■ Task details ■
Quote, word for word, the records from the line with "- field-label: Message" to the line with "- text-field[interactable]: 500: [919, 420, 1009, 456]", including both of those lines.

■ Records provided ■
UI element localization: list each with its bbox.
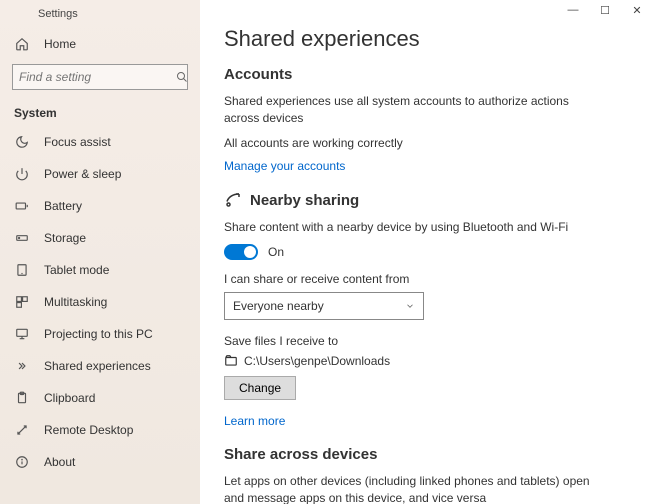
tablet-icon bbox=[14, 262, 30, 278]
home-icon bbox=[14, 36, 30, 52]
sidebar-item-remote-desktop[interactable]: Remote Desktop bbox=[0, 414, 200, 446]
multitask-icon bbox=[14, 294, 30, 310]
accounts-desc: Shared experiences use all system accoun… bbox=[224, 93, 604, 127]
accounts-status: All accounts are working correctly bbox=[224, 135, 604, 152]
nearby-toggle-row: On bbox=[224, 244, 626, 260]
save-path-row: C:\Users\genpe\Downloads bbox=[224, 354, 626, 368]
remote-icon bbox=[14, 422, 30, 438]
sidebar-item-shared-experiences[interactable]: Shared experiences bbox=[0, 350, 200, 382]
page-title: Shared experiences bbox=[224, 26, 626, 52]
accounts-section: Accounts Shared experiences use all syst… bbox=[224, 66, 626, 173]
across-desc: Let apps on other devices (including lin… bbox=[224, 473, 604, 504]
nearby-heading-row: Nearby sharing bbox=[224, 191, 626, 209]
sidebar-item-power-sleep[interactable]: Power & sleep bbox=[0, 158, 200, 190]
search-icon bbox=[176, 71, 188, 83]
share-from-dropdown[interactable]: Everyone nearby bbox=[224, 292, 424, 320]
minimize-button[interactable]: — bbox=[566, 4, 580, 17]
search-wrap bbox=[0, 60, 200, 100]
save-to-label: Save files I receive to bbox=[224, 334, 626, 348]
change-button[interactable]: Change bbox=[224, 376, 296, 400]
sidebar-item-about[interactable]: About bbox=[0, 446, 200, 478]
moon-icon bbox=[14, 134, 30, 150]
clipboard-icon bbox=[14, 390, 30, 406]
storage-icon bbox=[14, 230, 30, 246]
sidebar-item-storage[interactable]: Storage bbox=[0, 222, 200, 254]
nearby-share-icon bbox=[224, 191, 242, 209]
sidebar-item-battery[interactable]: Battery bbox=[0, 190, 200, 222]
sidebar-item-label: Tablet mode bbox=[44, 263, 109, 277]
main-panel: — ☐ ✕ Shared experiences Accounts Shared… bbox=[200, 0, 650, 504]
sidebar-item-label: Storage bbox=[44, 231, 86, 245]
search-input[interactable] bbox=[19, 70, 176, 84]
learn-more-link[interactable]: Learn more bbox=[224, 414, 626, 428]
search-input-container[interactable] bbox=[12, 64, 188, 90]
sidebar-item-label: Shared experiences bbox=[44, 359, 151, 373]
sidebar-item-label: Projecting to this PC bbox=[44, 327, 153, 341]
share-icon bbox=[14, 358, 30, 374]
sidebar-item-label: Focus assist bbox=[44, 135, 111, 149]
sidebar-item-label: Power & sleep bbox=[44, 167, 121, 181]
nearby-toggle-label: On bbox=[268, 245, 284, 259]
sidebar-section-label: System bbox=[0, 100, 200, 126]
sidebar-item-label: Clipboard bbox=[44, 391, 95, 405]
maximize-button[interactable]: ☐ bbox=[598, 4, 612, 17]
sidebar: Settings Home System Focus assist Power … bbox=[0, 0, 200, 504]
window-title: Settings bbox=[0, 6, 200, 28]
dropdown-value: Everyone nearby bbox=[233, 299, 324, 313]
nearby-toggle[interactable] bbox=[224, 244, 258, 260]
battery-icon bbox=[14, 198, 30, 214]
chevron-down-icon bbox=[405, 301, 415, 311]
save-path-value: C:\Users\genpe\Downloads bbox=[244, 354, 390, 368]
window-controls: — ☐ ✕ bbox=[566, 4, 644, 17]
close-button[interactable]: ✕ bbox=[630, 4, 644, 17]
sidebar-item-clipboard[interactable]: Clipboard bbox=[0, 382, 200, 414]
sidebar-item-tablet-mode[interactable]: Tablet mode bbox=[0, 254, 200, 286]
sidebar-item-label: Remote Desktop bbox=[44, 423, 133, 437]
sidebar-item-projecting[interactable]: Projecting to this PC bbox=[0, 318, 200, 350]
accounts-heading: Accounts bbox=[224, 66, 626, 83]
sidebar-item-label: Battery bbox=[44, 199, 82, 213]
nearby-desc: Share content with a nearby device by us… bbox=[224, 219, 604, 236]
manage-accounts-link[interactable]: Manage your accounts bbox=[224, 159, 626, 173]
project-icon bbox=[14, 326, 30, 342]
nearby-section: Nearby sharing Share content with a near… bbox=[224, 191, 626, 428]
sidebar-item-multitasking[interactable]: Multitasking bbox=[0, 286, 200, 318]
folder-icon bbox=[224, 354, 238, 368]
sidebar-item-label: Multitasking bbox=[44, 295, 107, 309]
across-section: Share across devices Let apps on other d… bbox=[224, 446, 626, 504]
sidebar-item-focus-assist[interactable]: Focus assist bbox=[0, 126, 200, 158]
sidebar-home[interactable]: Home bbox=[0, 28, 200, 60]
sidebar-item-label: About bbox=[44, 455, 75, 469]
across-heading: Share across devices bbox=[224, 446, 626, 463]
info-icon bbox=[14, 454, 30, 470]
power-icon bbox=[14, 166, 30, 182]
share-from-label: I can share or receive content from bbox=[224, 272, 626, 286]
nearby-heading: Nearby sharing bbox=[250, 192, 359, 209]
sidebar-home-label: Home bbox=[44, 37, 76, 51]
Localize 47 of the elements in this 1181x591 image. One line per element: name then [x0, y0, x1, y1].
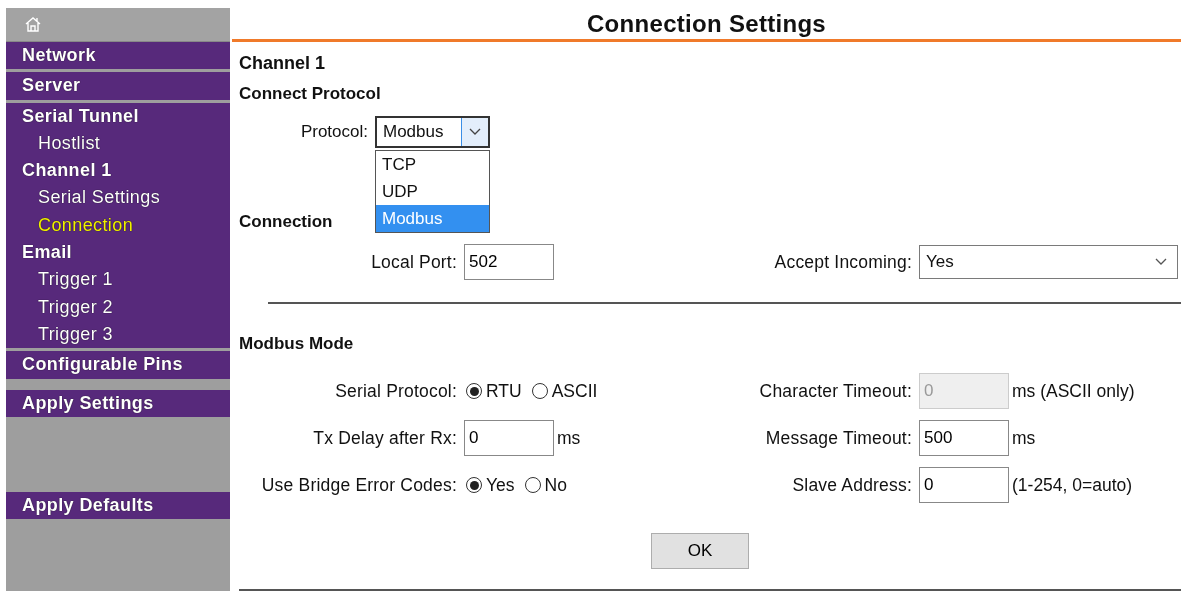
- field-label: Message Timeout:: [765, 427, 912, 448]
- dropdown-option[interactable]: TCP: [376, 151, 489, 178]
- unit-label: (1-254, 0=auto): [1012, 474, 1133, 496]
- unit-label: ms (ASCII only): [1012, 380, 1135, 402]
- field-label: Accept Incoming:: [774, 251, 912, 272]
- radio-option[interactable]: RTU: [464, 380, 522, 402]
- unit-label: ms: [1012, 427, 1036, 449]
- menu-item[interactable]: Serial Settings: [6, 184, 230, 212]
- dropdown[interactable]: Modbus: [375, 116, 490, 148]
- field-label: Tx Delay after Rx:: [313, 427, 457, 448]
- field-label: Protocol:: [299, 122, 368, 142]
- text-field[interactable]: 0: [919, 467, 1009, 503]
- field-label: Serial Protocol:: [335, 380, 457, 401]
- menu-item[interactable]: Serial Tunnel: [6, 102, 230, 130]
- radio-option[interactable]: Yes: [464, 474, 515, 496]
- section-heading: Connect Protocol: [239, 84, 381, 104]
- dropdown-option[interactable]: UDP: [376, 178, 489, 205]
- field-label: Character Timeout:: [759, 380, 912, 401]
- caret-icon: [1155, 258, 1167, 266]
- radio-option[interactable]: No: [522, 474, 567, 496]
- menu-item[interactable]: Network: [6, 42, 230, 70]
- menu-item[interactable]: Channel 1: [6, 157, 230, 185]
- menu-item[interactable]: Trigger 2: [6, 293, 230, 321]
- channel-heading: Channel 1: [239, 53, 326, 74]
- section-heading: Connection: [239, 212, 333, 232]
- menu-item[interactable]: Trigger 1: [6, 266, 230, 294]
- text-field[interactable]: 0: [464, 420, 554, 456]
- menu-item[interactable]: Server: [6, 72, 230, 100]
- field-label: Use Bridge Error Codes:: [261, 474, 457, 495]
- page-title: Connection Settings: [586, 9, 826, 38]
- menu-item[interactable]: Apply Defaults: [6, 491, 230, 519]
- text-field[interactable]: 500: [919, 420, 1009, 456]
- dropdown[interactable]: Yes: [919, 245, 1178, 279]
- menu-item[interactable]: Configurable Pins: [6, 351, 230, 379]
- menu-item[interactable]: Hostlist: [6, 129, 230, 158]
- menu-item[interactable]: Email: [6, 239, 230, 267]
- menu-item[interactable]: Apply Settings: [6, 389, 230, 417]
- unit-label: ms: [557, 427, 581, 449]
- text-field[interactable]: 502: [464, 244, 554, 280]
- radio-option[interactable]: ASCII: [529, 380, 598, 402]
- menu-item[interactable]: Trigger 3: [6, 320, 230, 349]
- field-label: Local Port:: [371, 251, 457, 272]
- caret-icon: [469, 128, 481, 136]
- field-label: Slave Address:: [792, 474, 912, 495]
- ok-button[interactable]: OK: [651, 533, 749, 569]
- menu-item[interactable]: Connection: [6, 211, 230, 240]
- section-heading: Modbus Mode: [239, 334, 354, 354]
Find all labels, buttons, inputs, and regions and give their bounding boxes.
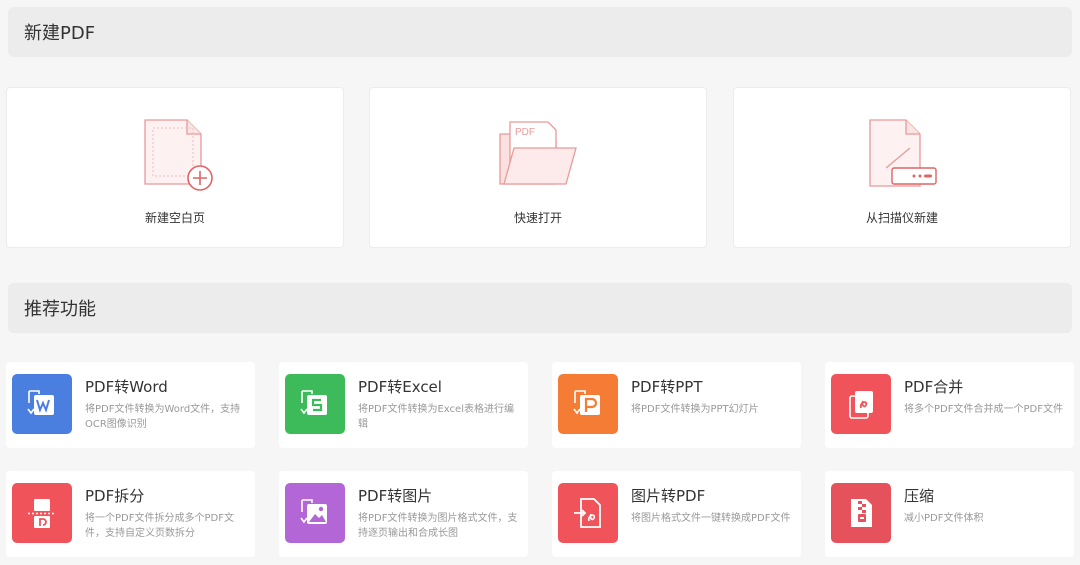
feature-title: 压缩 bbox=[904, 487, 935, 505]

■ Task response ■
- field-label: Message Timeout:: [765, 427, 912, 448]
- dropdown-option[interactable]: TCP: [376, 151, 489, 178]
- unit-label: (1-254, 0=auto): [1012, 474, 1133, 496]
- unit-label: ms (ASCII only): [1012, 380, 1135, 402]
- field-label: Accept Incoming:: [774, 251, 912, 272]
- radio-option[interactable]: RTU: [464, 380, 522, 402]
- unit-label: ms: [1012, 427, 1036, 449]
- menu-item[interactable]: Serial Settings: [6, 184, 230, 212]
- dropdown[interactable]: Modbus: [375, 116, 490, 148]
- field-label: Tx Delay after Rx:: [313, 427, 457, 448]
- field-label: Protocol:: [299, 122, 368, 142]
- text-field[interactable]: 0: [919, 467, 1009, 503]
- field-label: Serial Protocol:: [335, 380, 457, 401]
- menu-item[interactable]: Serial Tunnel: [6, 102, 230, 130]
- radio-option[interactable]: Yes: [464, 474, 515, 496]
- section-heading: Connect Protocol: [239, 84, 381, 104]
- dropdown-option[interactable]: UDP: [376, 178, 489, 205]
- field-label: Character Timeout:: [759, 380, 912, 401]
- caret-icon: [1155, 258, 1167, 266]
- radio-option[interactable]: No: [522, 474, 567, 496]
- menu-item[interactable]: Network: [6, 42, 230, 70]
- menu-item[interactable]: Channel 1: [6, 157, 230, 185]
- menu-item[interactable]: Trigger 2: [6, 293, 230, 321]
- channel-heading: Channel 1: [239, 53, 326, 74]
- section-heading: Connection: [239, 212, 333, 232]
- menu-item[interactable]: Trigger 1: [6, 266, 230, 294]
- text-field[interactable]: 0: [464, 420, 554, 456]
- menu-item[interactable]: Server: [6, 72, 230, 100]
- field-label: Use Bridge Error Codes:: [261, 474, 457, 495]
- page-title: Connection Settings: [586, 9, 826, 38]
- menu-item[interactable]: Apply Defaults: [6, 491, 230, 519]
- text-field[interactable]: 500: [919, 420, 1009, 456]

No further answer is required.